**GIVEN REQUEST**
Determine the number of lines where "Offers" occurs and reply with that number by itself.

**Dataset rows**
□ □ □ □ □

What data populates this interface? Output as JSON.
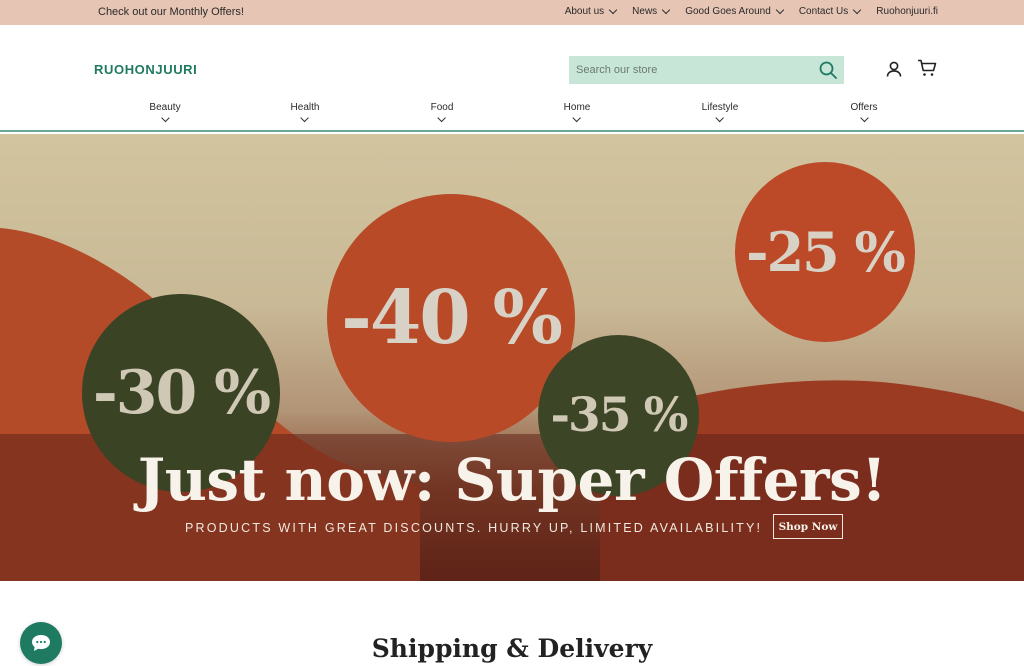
{
  "topbar": {
    "promo": "Check out our Monthly Offers!",
    "links": [
      {
        "label": "About us",
        "dropdown": true
      },
      {
        "label": "News",
        "dropdown": true
      },
      {
        "label": "Good Goes Around",
        "dropdown": true
      },
      {
        "label": "Contact Us",
        "dropdown": true
      },
      {
        "label": "Ruohonjuuri.fi",
        "dropdown": false
      }
    ]
  },
  "header": {
    "logo": "RUOHONJUURI",
    "search_placeholder": "Search our store",
    "icons": [
      "search-icon",
      "account-icon",
      "cart-icon"
    ]
  },
  "nav": {
    "items": [
      {
        "label": "Beauty"
      },
      {
        "label": "Health"
      },
      {
        "label": "Food"
      },
      {
        "label": "Home"
      },
      {
        "label": "Lifestyle"
      },
      {
        "label": "Offers"
      }
    ]
  },
  "hero": {
    "badges": [
      "-30 %",
      "-40 %",
      "-25 %",
      "-35 %"
    ],
    "headline": "Just now: Super Offers!",
    "subline": "PRODUCTS WITH GREAT DISCOUNTS. HURRY UP, LIMITED AVAILABILITY!",
    "cta": "Shop Now",
    "colors": {
      "terracotta": "#b94a27",
      "olive": "#3b4325",
      "sand": "#d2c49f"
    }
  },
  "section": {
    "title": "Shipping & Delivery"
  },
  "chat": {
    "icon": "chat-bubble-icon"
  }
}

□ □ □ □ □

**THE RESULT**
3